====== EXCERPTED DATA

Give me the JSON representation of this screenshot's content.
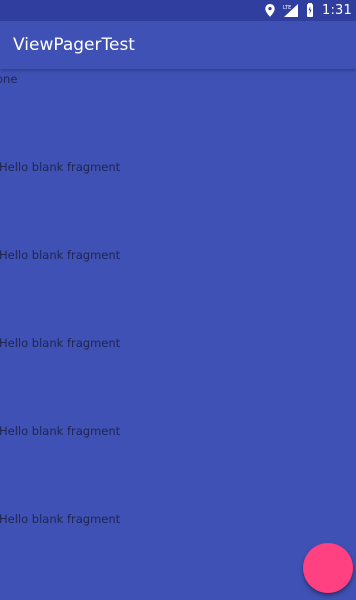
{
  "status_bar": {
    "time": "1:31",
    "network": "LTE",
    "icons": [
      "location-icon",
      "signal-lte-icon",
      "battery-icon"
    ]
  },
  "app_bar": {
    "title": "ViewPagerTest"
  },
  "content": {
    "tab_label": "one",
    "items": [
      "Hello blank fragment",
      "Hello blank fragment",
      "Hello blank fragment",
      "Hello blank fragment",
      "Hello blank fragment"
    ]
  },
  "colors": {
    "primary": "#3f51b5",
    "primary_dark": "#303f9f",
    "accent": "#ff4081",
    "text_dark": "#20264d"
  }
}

============

WRITTEN TASK:
Print every record above exactly as written, leaving out the pictures.

OUTPUT FOR THIS EXERCISE:
Give me the JSON representation of this screenshot's content.
{
  "status_bar": {
    "time": "1:31",
    "network": "LTE",
    "icons": [
      "location-icon",
      "signal-lte-icon",
      "battery-icon"
    ]
  },
  "app_bar": {
    "title": "ViewPagerTest"
  },
  "content": {
    "tab_label": "one",
    "items": [
      "Hello blank fragment",
      "Hello blank fragment",
      "Hello blank fragment",
      "Hello blank fragment",
      "Hello blank fragment"
    ]
  },
  "colors": {
    "primary": "#3f51b5",
    "primary_dark": "#303f9f",
    "accent": "#ff4081",
    "text_dark": "#20264d"
  }
}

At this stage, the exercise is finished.